_Your objective_:
How many lines of the material below contain the string "name"? Answer with the number and nothing else.
### Material provided
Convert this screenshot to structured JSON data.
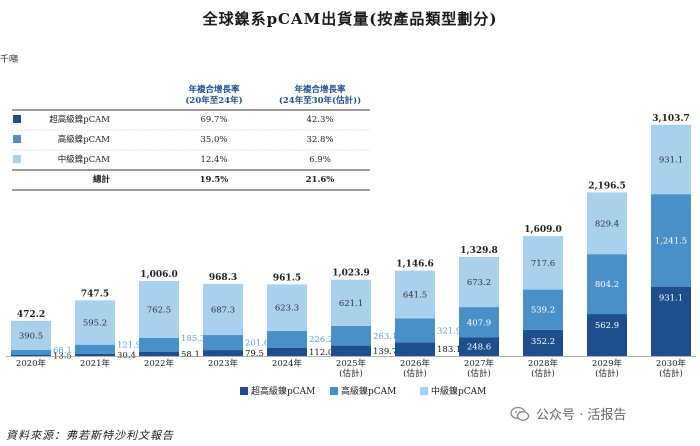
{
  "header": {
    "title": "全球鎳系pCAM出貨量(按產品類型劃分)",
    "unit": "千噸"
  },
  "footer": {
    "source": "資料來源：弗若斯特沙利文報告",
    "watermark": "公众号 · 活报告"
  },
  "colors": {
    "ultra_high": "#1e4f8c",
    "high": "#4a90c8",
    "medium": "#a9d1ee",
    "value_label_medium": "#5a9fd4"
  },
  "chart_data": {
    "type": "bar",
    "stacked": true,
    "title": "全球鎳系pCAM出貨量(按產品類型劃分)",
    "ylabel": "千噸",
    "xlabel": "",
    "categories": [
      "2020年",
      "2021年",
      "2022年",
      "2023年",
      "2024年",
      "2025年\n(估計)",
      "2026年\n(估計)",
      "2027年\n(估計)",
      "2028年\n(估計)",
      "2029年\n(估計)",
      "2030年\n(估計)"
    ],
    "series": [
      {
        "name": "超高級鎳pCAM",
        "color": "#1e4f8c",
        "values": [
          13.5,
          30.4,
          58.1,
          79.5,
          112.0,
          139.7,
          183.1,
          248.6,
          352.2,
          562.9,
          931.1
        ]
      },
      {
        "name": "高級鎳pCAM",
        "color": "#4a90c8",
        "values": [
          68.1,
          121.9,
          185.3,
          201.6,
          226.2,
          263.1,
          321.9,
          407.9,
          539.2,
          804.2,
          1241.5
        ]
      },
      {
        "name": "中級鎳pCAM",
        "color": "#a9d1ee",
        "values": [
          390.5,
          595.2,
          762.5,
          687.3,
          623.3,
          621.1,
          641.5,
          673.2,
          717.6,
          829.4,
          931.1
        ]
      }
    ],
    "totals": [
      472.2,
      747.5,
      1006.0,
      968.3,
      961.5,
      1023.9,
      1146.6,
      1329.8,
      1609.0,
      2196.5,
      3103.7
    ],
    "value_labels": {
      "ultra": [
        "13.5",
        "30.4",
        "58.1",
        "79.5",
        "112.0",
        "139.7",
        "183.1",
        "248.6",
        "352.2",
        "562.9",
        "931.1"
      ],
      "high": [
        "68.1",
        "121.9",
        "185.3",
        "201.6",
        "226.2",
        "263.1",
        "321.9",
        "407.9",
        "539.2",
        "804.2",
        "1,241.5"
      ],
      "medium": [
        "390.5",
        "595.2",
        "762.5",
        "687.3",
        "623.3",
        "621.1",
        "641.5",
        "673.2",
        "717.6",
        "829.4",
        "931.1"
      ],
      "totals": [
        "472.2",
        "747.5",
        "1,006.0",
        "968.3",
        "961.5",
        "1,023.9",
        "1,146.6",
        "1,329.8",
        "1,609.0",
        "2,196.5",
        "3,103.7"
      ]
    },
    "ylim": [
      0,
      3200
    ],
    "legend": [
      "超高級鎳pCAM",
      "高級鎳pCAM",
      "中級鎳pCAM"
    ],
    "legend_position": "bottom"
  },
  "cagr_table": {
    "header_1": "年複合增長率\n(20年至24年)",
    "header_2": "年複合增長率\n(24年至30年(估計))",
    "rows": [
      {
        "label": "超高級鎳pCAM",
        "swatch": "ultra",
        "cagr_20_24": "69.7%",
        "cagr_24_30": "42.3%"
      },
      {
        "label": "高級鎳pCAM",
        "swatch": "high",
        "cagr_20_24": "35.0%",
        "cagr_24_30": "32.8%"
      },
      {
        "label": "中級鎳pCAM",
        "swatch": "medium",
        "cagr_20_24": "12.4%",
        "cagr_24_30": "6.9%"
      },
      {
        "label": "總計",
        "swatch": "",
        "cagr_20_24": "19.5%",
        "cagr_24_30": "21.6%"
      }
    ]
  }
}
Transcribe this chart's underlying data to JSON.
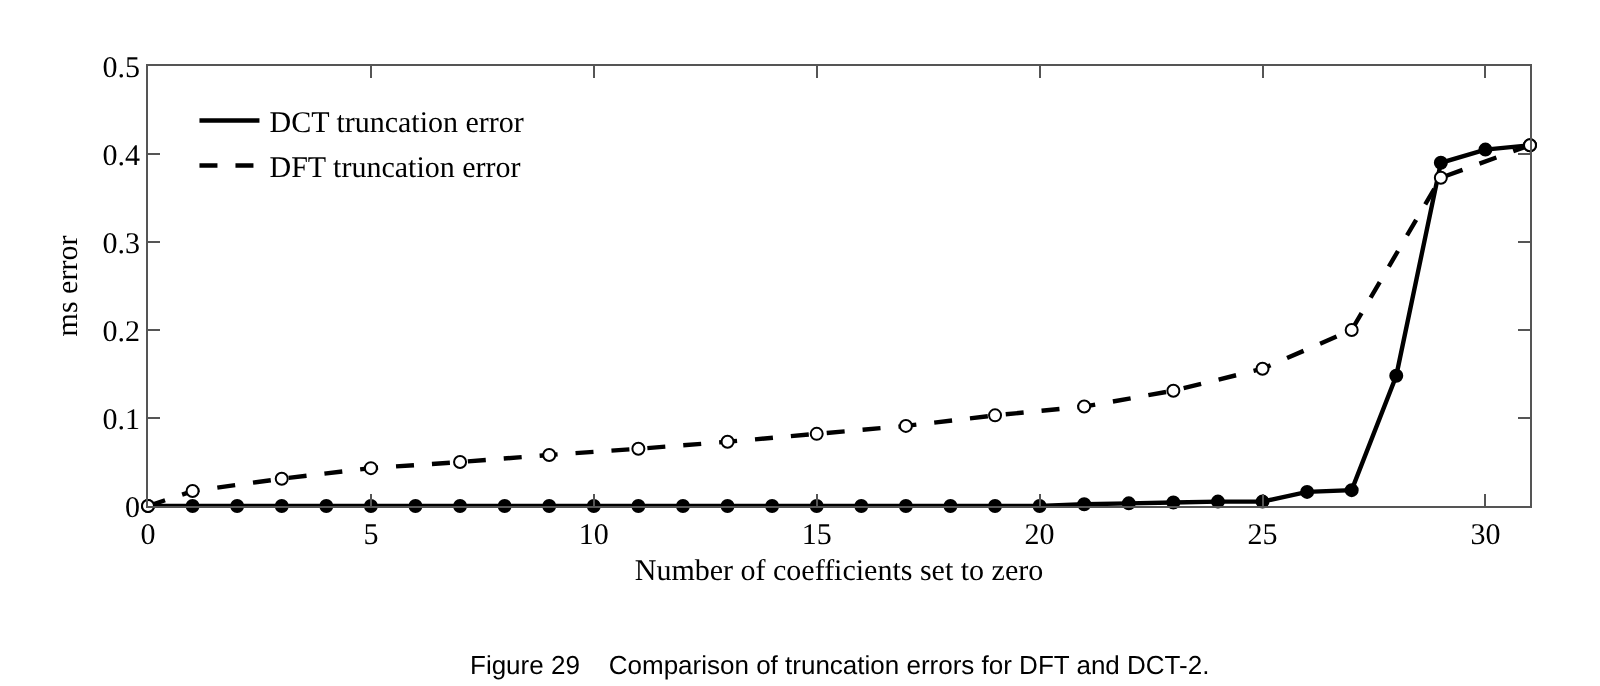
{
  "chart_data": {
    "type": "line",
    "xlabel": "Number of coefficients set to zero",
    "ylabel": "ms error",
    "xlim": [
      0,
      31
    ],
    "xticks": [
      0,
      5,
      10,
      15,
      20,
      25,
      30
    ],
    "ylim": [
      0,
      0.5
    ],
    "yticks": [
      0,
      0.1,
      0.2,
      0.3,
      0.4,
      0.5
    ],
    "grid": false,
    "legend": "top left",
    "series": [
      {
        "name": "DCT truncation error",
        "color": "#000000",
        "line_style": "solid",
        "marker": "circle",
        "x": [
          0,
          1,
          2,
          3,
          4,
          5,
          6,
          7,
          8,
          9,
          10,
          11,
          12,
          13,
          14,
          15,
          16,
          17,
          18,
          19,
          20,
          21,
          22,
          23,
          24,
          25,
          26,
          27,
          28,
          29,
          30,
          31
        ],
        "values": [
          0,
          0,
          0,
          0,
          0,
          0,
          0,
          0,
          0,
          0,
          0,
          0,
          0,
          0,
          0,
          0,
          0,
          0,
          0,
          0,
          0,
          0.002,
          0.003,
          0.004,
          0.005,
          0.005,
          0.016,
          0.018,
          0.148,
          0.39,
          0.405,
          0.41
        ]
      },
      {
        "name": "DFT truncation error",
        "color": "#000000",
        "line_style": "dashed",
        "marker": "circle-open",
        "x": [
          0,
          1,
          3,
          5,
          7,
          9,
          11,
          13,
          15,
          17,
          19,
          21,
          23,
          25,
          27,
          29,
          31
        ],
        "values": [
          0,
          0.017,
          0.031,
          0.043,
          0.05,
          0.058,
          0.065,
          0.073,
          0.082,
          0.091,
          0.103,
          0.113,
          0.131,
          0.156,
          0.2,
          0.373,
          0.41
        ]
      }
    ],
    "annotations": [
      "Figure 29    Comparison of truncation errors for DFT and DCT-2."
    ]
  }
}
######
_Result of the task_:
5